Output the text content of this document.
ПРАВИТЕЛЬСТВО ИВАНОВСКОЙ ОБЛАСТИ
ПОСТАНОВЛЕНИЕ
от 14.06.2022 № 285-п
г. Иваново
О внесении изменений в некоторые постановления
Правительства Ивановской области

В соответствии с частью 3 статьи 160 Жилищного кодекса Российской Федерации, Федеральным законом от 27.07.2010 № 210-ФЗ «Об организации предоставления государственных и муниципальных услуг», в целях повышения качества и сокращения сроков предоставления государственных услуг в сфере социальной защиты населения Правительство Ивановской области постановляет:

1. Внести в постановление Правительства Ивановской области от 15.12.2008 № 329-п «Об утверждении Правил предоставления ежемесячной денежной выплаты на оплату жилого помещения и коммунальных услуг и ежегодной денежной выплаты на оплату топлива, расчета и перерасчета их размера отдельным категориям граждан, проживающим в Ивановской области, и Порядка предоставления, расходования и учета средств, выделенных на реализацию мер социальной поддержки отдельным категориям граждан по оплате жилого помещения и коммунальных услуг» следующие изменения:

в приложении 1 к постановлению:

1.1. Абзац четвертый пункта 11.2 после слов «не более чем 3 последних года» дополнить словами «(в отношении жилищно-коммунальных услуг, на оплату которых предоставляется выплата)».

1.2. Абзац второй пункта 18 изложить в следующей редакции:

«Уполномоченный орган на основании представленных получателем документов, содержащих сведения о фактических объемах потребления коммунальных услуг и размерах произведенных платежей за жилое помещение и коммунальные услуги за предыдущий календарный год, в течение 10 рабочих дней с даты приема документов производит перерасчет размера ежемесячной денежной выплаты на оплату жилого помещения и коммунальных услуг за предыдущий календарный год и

-- -- --

- _STATED EXERCISE_
Scan the listing above and identify each line holding the string "Абзац"; copy every such line.

- _EXERCISE ANSWER_
1.1. Абзац четвертый пункта 11.2 после слов «не более чем 3 последних года» дополнить словами «(в отношении жилищно-коммунальных услуг, на оплату которых предоставляется выплата)».
1.2. Абзац второй пункта 18 изложить в следующей редакции:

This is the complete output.